REQUIREMENT
Using the material below, copy every line where "hammer" appears.

━━━ PROVIDED RECORDS

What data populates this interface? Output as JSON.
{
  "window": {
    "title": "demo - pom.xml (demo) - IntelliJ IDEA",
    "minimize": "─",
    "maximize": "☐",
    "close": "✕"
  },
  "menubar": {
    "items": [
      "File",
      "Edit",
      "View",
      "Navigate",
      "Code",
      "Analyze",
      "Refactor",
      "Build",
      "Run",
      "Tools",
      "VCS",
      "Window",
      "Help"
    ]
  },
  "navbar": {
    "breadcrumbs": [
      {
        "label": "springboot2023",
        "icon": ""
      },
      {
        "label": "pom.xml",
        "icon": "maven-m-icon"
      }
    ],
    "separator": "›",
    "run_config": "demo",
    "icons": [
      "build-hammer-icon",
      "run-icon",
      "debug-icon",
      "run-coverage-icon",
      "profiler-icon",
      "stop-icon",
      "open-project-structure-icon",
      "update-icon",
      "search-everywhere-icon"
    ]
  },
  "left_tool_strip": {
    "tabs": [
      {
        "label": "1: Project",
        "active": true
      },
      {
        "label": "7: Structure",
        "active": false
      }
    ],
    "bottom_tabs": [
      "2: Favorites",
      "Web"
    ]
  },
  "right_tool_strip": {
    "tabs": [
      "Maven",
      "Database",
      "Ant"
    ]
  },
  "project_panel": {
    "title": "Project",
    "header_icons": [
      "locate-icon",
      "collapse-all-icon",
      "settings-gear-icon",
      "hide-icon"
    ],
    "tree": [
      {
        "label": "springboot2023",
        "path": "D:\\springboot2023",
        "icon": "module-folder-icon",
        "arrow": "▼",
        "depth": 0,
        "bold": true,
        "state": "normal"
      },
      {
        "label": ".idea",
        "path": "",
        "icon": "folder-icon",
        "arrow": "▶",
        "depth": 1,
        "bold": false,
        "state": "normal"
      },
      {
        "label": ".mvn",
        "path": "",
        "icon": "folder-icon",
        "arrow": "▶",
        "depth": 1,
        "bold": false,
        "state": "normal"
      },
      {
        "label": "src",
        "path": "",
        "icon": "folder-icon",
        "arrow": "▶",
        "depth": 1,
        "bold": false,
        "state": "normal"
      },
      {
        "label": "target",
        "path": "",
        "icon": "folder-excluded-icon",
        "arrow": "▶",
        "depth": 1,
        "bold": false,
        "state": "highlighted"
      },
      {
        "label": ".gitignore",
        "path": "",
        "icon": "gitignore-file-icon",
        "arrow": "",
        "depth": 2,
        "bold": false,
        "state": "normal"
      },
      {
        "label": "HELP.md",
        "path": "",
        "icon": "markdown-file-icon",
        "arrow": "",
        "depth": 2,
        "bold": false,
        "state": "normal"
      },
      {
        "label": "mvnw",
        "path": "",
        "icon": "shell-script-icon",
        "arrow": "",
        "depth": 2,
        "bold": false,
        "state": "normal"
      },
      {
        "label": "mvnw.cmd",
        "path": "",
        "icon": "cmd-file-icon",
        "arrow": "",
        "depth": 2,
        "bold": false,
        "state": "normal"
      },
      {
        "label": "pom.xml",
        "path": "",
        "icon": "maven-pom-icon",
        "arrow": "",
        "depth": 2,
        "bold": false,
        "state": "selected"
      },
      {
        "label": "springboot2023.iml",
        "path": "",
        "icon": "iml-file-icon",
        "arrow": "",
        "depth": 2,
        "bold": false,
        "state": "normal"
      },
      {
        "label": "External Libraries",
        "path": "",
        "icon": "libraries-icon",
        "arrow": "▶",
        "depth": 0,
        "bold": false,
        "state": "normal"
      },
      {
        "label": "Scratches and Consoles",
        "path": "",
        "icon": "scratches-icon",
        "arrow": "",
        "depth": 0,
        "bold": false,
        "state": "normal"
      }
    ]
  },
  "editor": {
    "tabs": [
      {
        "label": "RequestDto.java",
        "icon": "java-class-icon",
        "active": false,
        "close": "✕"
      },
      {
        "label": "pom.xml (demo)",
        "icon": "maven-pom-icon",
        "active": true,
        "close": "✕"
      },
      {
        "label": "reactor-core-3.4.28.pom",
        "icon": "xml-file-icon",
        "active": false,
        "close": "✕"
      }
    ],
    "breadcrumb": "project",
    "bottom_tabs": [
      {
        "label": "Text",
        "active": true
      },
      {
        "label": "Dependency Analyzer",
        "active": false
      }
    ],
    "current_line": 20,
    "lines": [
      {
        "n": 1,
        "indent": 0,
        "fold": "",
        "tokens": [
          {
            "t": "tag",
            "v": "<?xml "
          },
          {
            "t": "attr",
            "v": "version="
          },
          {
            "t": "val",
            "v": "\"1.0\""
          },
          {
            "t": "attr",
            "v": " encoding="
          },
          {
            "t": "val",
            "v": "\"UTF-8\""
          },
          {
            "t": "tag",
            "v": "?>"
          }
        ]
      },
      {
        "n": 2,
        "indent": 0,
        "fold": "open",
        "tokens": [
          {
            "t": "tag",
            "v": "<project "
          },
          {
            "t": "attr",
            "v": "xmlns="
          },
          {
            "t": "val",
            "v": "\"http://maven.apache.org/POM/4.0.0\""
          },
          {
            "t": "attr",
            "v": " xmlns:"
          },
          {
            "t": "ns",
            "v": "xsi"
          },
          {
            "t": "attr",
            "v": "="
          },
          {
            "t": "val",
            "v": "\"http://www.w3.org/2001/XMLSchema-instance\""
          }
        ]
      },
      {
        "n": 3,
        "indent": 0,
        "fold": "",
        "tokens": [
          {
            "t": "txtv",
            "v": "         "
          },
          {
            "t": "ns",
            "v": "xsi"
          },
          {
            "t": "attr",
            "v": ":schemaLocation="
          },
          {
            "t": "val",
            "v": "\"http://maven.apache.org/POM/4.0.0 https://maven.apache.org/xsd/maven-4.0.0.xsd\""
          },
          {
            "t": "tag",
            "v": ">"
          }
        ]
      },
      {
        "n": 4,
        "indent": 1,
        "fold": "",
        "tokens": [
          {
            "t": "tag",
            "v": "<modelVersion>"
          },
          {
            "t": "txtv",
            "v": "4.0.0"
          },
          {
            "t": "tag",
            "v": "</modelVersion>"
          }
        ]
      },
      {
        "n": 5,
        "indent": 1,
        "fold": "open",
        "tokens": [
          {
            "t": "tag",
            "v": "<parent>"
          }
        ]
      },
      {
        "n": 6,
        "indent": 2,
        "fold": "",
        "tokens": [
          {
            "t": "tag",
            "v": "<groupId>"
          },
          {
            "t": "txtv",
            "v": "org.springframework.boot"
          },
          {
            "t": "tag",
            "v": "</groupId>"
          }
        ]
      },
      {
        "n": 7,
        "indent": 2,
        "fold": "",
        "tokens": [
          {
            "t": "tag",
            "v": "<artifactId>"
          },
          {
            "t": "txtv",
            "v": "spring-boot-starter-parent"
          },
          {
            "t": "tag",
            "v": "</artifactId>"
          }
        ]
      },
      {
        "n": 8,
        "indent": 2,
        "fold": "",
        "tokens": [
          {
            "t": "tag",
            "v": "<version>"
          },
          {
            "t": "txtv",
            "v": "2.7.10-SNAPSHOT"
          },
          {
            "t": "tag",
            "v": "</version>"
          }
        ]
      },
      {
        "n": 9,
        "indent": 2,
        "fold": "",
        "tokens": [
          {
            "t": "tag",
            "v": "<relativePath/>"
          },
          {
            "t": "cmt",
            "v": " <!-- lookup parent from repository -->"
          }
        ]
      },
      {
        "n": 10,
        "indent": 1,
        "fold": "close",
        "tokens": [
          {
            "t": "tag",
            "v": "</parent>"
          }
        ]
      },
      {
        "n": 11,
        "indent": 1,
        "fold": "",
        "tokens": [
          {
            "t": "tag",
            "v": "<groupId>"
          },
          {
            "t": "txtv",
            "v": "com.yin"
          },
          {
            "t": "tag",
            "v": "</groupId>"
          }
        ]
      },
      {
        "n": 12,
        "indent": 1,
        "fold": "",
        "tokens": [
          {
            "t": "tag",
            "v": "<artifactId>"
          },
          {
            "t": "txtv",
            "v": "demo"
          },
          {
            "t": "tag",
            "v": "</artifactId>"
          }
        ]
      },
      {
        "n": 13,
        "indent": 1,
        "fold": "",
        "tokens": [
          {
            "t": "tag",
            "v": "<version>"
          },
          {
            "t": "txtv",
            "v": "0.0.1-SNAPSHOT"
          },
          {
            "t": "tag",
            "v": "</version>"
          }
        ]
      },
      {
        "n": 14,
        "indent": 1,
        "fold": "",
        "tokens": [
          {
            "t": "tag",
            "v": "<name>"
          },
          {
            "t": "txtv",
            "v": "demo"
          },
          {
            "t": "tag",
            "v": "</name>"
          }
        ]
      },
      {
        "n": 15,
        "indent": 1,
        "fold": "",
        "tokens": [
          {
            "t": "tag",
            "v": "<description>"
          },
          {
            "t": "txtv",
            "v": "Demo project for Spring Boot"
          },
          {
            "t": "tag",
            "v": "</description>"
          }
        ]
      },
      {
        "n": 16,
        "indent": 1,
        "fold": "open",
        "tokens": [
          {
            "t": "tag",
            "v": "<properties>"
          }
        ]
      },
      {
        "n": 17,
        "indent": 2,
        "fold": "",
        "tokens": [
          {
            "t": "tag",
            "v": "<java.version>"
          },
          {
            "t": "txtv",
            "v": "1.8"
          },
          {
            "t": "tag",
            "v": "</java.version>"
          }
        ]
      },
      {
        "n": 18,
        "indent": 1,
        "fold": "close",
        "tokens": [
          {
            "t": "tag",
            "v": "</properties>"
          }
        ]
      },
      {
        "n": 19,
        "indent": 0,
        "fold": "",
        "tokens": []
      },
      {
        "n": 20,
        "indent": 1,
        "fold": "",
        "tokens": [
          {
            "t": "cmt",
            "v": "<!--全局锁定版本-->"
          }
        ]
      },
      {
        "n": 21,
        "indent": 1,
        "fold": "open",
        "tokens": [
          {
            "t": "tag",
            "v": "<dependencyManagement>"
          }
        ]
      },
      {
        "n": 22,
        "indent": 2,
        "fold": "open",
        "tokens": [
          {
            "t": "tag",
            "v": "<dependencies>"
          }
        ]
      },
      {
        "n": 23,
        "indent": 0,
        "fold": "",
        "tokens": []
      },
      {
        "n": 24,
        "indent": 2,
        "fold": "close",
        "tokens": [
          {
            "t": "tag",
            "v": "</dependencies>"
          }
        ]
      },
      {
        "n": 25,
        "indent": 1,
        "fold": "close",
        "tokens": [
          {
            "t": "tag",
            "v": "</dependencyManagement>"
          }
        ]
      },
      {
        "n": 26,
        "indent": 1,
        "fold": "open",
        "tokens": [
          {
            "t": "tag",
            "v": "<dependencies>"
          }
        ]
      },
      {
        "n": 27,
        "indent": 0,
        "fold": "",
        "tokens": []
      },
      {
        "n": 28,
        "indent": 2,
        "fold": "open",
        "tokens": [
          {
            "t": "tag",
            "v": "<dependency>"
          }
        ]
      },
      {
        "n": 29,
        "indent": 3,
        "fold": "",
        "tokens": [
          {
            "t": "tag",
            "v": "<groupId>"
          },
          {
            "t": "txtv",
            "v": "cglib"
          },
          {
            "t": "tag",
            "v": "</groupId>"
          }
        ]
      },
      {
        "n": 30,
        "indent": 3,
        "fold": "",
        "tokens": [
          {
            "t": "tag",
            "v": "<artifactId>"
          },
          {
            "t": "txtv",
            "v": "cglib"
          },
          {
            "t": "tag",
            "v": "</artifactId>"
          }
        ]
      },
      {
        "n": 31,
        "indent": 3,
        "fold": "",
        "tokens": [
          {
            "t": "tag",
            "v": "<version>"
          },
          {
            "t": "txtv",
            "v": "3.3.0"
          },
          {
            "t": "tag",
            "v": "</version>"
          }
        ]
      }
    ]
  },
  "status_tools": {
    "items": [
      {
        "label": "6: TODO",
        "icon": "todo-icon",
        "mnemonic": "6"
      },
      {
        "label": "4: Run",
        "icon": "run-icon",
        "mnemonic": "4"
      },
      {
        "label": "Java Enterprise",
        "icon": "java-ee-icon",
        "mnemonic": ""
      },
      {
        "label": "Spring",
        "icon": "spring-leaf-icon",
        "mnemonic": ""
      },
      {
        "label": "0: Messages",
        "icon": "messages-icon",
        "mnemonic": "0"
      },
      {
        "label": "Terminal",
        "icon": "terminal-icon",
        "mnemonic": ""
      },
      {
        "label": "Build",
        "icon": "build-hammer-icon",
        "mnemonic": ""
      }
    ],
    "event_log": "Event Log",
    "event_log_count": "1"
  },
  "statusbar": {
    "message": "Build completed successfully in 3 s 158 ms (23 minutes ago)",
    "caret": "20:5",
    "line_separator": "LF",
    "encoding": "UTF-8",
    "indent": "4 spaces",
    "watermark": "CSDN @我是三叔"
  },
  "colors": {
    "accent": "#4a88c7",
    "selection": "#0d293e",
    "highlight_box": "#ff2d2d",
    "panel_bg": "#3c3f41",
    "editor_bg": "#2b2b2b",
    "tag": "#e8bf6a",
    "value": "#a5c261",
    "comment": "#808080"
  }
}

━━━━━━

ANSWER TO THE PROBLEM
      "build-hammer-icon",
        "icon": "build-hammer-icon",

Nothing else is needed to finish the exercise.